Problem details:
Please render everything in the listing from the line containing "- cell-analysis-result: 0.48: [605, 340, 807, 392]" down to the line containing "- cell-parameter: VCAL_MED_LINEARITY: [8, 190, 607, 242]" as a JSON list of strings, one string per line, leaving out blank lines.

____________

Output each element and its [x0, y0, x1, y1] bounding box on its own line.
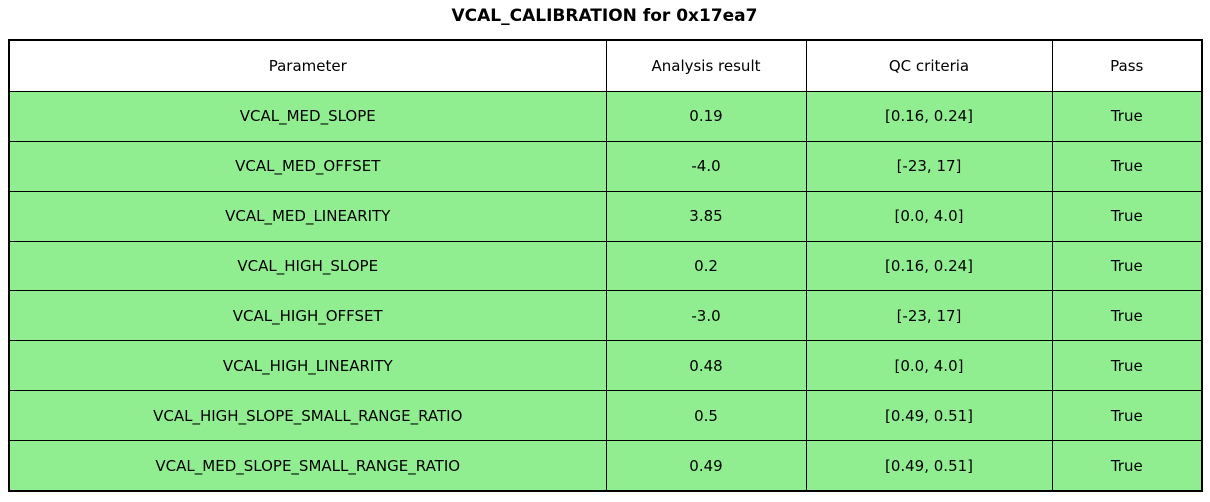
- cell-analysis-result: 0.48: [605, 340, 807, 392]
- table-row: VCAL_HIGH_LINEARITY 0.48 [0.0, 4.0] True: [8, 340, 1203, 392]
- header-row: Parameter Analysis result QC criteria Pass: [8, 39, 1203, 92]
- cell-parameter: VCAL_HIGH_LINEARITY: [8, 340, 607, 392]
- column-header-qc-criteria: QC criteria: [805, 39, 1053, 92]
- cell-analysis-result: -4.0: [605, 140, 807, 192]
- column-header-pass: Pass: [1051, 39, 1203, 92]
- cell-analysis-result: 0.2: [605, 240, 807, 292]
- table-row: VCAL_MED_SLOPE_SMALL_RANGE_RATIO 0.49 [0.4…: [8, 440, 1203, 492]
- cell-qc-criteria: [-23, 17]: [805, 290, 1053, 342]
- cell-analysis-result: 0.49: [605, 440, 807, 492]
- table-body: VCAL_MED_SLOPE 0.19 [0.16, 0.24] True VCAL_M…: [8, 91, 1203, 492]
- cell-pass: True: [1051, 340, 1203, 392]
- table-row: VCAL_HIGH_SLOPE 0.2 [0.16, 0.24] True: [8, 240, 1203, 292]
- cell-pass: True: [1051, 91, 1203, 142]
- cell-analysis-result: 3.85: [605, 190, 807, 242]
- cell-analysis-result: 0.19: [605, 91, 807, 142]
- cell-pass: True: [1051, 190, 1203, 242]
- cell-qc-criteria: [0.16, 0.24]: [805, 240, 1053, 292]
- table-row: VCAL_HIGH_SLOPE_SMALL_RANGE_RATIO 0.5 [0.4…: [8, 390, 1203, 442]
- cell-parameter: VCAL_MED_SLOPE: [8, 91, 607, 142]
- cell-qc-criteria: [0.49, 0.51]: [805, 440, 1053, 492]
- column-header-parameter: Parameter: [8, 39, 607, 92]
- cell-parameter: VCAL_HIGH_OFFSET: [8, 290, 607, 342]
- cell-pass: True: [1051, 290, 1203, 342]
- cell-qc-criteria: [0.49, 0.51]: [805, 390, 1053, 442]
- cell-analysis-result: 0.5: [605, 390, 807, 442]
- cell-qc-criteria: [0.16, 0.24]: [805, 91, 1053, 142]
- table-row: VCAL_HIGH_OFFSET -3.0 [-23, 17] True: [8, 290, 1203, 342]
- cell-pass: True: [1051, 440, 1203, 492]
- cell-pass: True: [1051, 390, 1203, 442]
- qc-results-table: Parameter Analysis result QC criteria Pass …: [8, 39, 1203, 492]
- column-header-analysis-result: Analysis result: [605, 39, 807, 92]
- cell-parameter: VCAL_MED_OFFSET: [8, 140, 607, 192]
- cell-parameter: VCAL_MED_LINEARITY: [8, 190, 607, 242]
- cell-qc-criteria: [0.0, 4.0]: [805, 190, 1053, 242]
- cell-qc-criteria: [-23, 17]: [805, 140, 1053, 192]
- cell-pass: True: [1051, 140, 1203, 192]
- cell-pass: True: [1051, 240, 1203, 292]
- cell-parameter: VCAL_MED_SLOPE_SMALL_RANGE_RATIO: [8, 440, 607, 492]
- cell-parameter: VCAL_HIGH_SLOPE: [8, 240, 607, 292]
- table-row: VCAL_MED_LINEARITY 3.85 [0.0, 4.0] True: [8, 190, 1203, 242]
- cell-qc-criteria: [0.0, 4.0]: [805, 340, 1053, 392]
- cell-analysis-result: -3.0: [605, 290, 807, 342]
- table-header: Parameter Analysis result QC criteria Pass: [8, 39, 1203, 92]
- table-row: VCAL_MED_OFFSET -4.0 [-23, 17] True: [8, 140, 1203, 192]
- table-row: VCAL_MED_SLOPE 0.19 [0.16, 0.24] True: [8, 91, 1203, 142]
- cell-parameter: VCAL_HIGH_SLOPE_SMALL_RANGE_RATIO: [8, 390, 607, 442]
- page-title: VCAL_CALIBRATION for 0x17ea7: [451, 6, 758, 26]
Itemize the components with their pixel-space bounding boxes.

____________

Expected output:
[
  "- cell-analysis-result: 0.48: [605, 340, 807, 392]",
  "- table-row: VCAL_HIGH_LINEARITY 0.48 [0.0, 4.0] True: [8, 340, 1203, 392]",
  "- header-row: Parameter Analysis result QC criteria Pass: [8, 39, 1203, 92]",
  "- cell-parameter: VCAL_HIGH_LINEARITY: [8, 340, 607, 392]",
  "- column-header-qc-criteria: QC criteria: [805, 39, 1053, 92]",
  "- cell-analysis-result: -4.0: [605, 140, 807, 192]",
  "- column-header-pass: Pass: [1051, 39, 1203, 92]",
  "- cell-analysis-result: 0.2: [605, 240, 807, 292]",
  "- table-row: VCAL_MED_SLOPE_SMALL_RANGE_RATIO 0.49 [0.4…: [8, 440, 1203, 492]",
  "- cell-qc-criteria: [-23, 17]: [805, 290, 1053, 342]",
  "- cell-analysis-result: 0.49: [605, 440, 807, 492]",
  "- table-body: VCAL_MED_SLOPE 0.19 [0.16, 0.24] True VCAL_M…: [8, 91, 1203, 492]",
  "- cell-pass: True: [1051, 340, 1203, 392]",
  "- table-row: VCAL_HIGH_SLOPE 0.2 [0.16, 0.24] True: [8, 240, 1203, 292]",
  "- cell-pass: True: [1051, 91, 1203, 142]",
  "- cell-analysis-result: 3.85: [605, 190, 807, 242]",
  "- cell-analysis-result: 0.19: [605, 91, 807, 142]",
  "- cell-pass: True: [1051, 190, 1203, 242]",
  "- cell-qc-criteria: [0.16, 0.24]: [805, 240, 1053, 292]",
  "- table-row: VCAL_HIGH_SLOPE_SMALL_RANGE_RATIO 0.5 [0.4…: [8, 390, 1203, 442]",
  "- cell-parameter: VCAL_MED_SLOPE: [8, 91, 607, 142]",
  "- cell-qc-criteria: [0.49, 0.51]: [805, 440, 1053, 492]",
  "- column-header-parameter: Parameter: [8, 39, 607, 92]",
  "- cell-parameter: VCAL_HIGH_OFFSET: [8, 290, 607, 342]",
  "- cell-pass: True: [1051, 290, 1203, 342]",
  "- cell-qc-criteria: [0.49, 0.51]: [805, 390, 1053, 442]",
  "- cell-analysis-result: 0.5: [605, 390, 807, 442]",
  "- cell-qc-criteria: [0.16, 0.24]: [805, 91, 1053, 142]",
  "- table-row: VCAL_HIGH_OFFSET -3.0 [-23, 17] True: [8, 290, 1203, 342]",
  "- cell-pass: True: [1051, 440, 1203, 492]",
  "- cell-pass: True: [1051, 390, 1203, 442]",
  "- qc-results-table: Parameter Analysis result QC criteria Pass …: [8, 39, 1203, 492]",
  "- column-header-analysis-result: Analysis result: [605, 39, 807, 92]",
  "- cell-parameter: VCAL_MED_OFFSET: [8, 140, 607, 192]",
  "- cell-parameter: VCAL_MED_LINEARITY: [8, 190, 607, 242]"
]